━━ Records provided

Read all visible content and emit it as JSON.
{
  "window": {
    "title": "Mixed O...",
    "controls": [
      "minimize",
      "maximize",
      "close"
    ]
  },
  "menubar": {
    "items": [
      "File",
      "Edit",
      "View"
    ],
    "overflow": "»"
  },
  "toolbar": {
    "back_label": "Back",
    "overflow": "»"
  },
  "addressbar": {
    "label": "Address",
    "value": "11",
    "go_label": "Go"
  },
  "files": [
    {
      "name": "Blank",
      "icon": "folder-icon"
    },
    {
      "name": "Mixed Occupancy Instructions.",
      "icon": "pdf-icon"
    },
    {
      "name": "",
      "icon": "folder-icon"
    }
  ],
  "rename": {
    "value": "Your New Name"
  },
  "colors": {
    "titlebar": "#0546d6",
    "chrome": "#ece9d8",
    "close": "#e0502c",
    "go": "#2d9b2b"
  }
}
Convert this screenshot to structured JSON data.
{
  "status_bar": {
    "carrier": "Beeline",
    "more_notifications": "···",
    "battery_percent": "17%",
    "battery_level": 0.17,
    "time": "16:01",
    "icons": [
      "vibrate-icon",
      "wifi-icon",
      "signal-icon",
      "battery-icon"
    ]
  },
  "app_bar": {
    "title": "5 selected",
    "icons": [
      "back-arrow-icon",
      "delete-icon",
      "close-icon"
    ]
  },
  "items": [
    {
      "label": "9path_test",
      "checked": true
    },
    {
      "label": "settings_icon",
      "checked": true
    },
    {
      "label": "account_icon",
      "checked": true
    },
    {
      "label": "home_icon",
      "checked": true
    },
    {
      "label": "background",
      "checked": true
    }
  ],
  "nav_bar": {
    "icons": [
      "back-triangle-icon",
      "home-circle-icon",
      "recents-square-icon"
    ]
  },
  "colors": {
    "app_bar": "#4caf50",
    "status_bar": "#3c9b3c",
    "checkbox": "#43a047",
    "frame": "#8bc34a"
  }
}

━━━━

§ Stated problem
Repeat the data precisely, reproducing every entry.

§ The output
Read all visible content and emit it as JSON.
{
  "window": {
    "title": "Mixed O...",
    "controls": [
      "minimize",
      "maximize",
      "close"
    ]
  },
  "menubar": {
    "items": [
      "File",
      "Edit",
      "View"
    ],
    "overflow": "»"
  },
  "toolbar": {
    "back_label": "Back",
    "overflow": "»"
  },
  "addressbar": {
    "label": "Address",
    "value": "11",
    "go_label": "Go"
  },
  "files": [
    {
      "name": "Blank",
      "icon": "folder-icon"
    },
    {
      "name": "Mixed Occupancy Instructions.",
      "icon": "pdf-icon"
    },
    {
      "name": "",
      "icon": "folder-icon"
    }
  ],
  "rename": {
    "value": "Your New Name"
  },
  "colors": {
    "titlebar": "#0546d6",
    "chrome": "#ece9d8",
    "close": "#e0502c",
    "go": "#2d9b2b"
  }
}
Convert this screenshot to structured JSON data.
{
  "status_bar": {
    "carrier": "Beeline",
    "more_notifications": "···",
    "battery_percent": "17%",
    "battery_level": 0.17,
    "time": "16:01",
    "icons": [
      "vibrate-icon",
      "wifi-icon",
      "signal-icon",
      "battery-icon"
    ]
  },
  "app_bar": {
    "title": "5 selected",
    "icons": [
      "back-arrow-icon",
      "delete-icon",
      "close-icon"
    ]
  },
  "items": [
    {
      "label": "9path_test",
      "checked": true
    },
    {
      "label": "settings_icon",
      "checked": true
    },
    {
      "label": "account_icon",
      "checked": true
    },
    {
      "label": "home_icon",
      "checked": true
    },
    {
      "label": "background",
      "checked": true
    }
  ],
  "nav_bar": {
    "icons": [
      "back-triangle-icon",
      "home-circle-icon",
      "recents-square-icon"
    ]
  },
  "colors": {
    "app_bar": "#4caf50",
    "status_bar": "#3c9b3c",
    "checkbox": "#43a047",
    "frame": "#8bc34a"
  }
}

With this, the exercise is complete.